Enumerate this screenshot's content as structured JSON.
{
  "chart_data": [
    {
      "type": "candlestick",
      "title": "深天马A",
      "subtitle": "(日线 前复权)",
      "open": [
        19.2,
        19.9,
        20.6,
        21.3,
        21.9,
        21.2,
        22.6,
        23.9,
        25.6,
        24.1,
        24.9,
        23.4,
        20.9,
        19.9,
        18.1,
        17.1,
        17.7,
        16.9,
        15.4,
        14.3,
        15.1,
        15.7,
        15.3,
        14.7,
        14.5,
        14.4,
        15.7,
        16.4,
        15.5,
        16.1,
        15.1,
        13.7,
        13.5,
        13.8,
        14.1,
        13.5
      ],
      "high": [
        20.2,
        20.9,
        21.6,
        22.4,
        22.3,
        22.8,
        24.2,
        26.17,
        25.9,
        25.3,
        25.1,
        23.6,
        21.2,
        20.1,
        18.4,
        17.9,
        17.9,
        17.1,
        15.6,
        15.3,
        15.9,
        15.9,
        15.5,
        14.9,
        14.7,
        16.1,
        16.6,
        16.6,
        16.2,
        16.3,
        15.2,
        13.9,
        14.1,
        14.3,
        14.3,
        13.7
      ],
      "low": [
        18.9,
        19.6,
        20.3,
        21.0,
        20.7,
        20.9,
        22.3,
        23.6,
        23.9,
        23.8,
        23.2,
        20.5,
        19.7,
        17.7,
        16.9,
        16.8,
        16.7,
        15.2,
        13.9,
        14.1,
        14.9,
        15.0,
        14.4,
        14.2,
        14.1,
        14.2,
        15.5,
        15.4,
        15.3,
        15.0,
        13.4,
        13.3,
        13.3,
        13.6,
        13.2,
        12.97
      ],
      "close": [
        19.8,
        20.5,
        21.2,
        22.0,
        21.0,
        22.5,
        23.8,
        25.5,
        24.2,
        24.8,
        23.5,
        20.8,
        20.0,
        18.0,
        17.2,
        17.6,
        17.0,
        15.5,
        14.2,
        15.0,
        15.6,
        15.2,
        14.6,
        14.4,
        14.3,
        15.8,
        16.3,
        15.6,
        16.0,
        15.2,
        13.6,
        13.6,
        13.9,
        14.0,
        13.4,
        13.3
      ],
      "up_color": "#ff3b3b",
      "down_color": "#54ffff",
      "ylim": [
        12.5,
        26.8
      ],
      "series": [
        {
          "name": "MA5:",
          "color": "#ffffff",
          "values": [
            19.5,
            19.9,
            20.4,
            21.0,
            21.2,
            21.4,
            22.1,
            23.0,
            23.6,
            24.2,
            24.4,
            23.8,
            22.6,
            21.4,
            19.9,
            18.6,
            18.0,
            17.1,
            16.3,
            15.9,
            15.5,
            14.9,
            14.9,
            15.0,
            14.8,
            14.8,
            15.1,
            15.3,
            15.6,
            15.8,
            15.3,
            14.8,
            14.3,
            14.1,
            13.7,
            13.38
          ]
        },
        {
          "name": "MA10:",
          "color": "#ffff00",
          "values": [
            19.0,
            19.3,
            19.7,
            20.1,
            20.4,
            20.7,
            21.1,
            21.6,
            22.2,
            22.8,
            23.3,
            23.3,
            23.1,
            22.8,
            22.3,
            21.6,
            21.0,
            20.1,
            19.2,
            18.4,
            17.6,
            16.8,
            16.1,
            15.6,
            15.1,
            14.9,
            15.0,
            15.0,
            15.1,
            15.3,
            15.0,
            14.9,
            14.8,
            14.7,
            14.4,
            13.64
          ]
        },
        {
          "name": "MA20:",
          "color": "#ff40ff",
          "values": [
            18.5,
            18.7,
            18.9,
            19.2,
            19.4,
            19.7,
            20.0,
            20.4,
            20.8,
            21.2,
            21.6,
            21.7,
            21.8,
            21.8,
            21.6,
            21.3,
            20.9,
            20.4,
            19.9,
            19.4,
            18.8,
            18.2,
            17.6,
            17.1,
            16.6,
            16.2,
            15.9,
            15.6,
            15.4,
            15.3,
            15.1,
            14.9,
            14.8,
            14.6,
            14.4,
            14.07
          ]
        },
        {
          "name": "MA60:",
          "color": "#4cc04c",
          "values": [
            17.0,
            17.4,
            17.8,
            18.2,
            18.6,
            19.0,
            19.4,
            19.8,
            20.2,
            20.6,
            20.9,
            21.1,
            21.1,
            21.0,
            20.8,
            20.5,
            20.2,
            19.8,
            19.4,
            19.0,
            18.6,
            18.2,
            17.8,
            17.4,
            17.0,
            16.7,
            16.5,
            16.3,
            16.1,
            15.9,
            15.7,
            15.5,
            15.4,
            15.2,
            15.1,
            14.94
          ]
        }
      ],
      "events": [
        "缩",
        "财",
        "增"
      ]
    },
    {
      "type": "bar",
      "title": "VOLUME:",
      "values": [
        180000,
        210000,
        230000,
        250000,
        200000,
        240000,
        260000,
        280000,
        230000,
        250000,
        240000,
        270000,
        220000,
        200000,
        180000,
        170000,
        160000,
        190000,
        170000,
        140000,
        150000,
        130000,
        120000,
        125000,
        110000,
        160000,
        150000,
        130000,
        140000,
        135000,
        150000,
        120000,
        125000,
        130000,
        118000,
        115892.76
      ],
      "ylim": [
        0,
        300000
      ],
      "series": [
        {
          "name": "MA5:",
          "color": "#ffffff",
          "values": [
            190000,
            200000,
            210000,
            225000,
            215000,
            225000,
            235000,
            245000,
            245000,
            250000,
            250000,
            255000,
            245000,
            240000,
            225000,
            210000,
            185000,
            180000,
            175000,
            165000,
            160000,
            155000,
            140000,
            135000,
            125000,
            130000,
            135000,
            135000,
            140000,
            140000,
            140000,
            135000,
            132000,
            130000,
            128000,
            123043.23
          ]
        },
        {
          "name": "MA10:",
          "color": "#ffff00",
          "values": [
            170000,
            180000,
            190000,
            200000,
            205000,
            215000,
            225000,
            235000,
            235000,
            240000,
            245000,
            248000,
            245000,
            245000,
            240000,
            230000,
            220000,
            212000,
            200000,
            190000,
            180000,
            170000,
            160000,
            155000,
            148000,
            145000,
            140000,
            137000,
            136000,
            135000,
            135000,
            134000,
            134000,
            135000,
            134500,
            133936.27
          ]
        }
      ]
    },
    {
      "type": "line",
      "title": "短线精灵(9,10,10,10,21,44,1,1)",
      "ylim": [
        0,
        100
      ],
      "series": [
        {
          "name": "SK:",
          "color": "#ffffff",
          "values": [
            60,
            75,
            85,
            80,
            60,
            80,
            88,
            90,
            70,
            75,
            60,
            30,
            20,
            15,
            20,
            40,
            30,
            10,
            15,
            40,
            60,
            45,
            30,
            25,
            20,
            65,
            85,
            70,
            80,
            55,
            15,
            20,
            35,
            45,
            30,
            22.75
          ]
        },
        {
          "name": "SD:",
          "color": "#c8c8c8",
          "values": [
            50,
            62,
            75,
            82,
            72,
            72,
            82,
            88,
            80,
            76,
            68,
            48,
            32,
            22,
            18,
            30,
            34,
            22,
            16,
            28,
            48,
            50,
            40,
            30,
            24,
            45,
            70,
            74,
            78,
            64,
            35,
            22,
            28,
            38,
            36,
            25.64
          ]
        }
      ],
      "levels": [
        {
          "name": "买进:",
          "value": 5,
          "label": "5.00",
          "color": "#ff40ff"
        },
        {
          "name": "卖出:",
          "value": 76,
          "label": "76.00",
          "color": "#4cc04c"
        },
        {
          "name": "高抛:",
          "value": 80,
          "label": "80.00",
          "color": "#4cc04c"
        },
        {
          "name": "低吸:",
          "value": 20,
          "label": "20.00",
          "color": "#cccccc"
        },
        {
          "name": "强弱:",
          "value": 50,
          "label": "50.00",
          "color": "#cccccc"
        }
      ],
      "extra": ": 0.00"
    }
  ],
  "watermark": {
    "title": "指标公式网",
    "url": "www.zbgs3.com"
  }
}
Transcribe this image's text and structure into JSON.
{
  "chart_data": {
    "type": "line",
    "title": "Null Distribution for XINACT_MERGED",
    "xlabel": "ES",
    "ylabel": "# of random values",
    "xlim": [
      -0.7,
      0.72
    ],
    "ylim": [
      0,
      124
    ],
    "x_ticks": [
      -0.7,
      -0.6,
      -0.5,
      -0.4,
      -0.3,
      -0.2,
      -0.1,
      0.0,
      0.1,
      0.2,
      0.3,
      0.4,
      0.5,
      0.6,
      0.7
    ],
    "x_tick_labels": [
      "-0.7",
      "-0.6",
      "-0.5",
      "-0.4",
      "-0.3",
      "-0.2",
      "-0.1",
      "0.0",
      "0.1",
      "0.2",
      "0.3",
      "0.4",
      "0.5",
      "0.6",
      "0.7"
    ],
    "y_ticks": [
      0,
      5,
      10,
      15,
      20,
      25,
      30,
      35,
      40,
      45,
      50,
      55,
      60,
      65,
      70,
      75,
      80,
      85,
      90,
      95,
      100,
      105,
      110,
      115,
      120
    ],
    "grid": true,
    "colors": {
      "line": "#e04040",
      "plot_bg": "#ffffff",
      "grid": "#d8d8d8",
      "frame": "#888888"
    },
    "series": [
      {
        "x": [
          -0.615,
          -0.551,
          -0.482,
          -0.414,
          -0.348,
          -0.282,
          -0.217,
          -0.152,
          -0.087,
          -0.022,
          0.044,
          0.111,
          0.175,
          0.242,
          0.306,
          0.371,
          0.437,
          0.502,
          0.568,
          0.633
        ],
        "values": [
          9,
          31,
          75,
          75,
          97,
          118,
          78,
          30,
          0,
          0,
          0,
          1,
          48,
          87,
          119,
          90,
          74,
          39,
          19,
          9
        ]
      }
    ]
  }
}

_____

** Goal **
Read the entries and show each line that mentions "JSON".

** Written solution **
Enumerate this screenshot's content as structured JSON.
Transcribe this image's text and structure into JSON.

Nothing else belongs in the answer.